- _Exercise objective_
Go through the records and show each line where the word "prefix" occurs.

- _Given information_

--- BEGIN ---

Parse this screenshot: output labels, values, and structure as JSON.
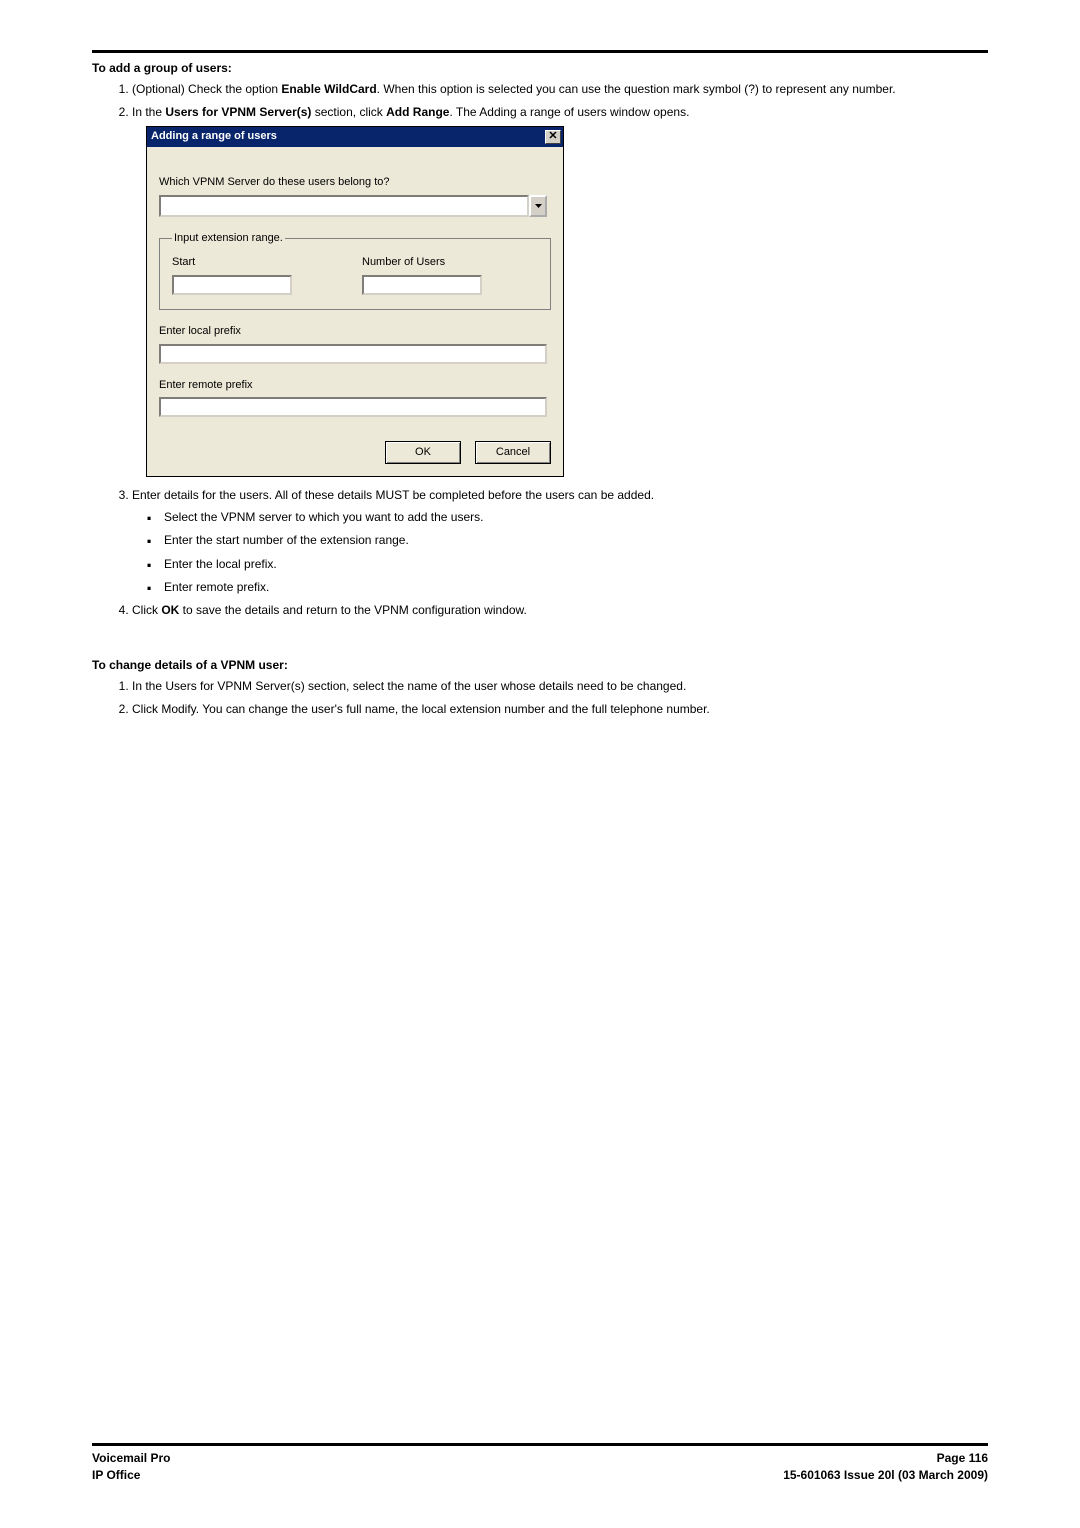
{
  "sectionA": {
    "heading": "To add a group of users:",
    "step1_pre": "(Optional) Check the option ",
    "step1_bold": "Enable WildCard",
    "step1_post": ". When this option is selected you can use the question mark symbol (?) to represent any number.",
    "step2_pre": "In the ",
    "step2_bold1": "Users for VPNM Server(s)",
    "step2_mid": " section, click ",
    "step2_bold2": "Add Range",
    "step2_post": ". The Adding a range of users window opens.",
    "step3_text": "Enter details for the users. All of these details MUST be completed before the users can be added.",
    "step3_b1": "Select the VPNM server to which you want to add the users.",
    "step3_b2": "Enter the start number of the extension range.",
    "step3_b3": "Enter the local prefix.",
    "step3_b4": "Enter remote prefix.",
    "step4_pre": "Click ",
    "step4_bold": "OK",
    "step4_post": " to save the details and return to the VPNM configuration window."
  },
  "dialog": {
    "title": "Adding a range of users",
    "server_label": "Which VPNM Server do these users belong to?",
    "group_legend": "Input extension range.",
    "start_label": "Start",
    "numusers_label": "Number of Users",
    "local_prefix_label": "Enter local prefix",
    "remote_prefix_label": "Enter remote prefix",
    "ok_label": "OK",
    "cancel_label": "Cancel"
  },
  "sectionB": {
    "heading": "To change details of a VPNM user:",
    "step1": "In the Users for VPNM Server(s) section, select the name of the user whose details need to be changed.",
    "step2": "Click Modify. You can change the user's full name, the local extension number and the full telephone number."
  },
  "footer": {
    "left1": "Voicemail Pro",
    "left2": "IP Office",
    "right1": "Page 116",
    "right2": "15-601063 Issue 20l (03 March 2009)"
  }
}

--- END ---

- _Written response_
    "step3_b3": "Enter the local prefix.",
    "step3_b4": "Enter remote prefix.",
    "local_prefix_label": "Enter local prefix",
    "remote_prefix_label": "Enter remote prefix",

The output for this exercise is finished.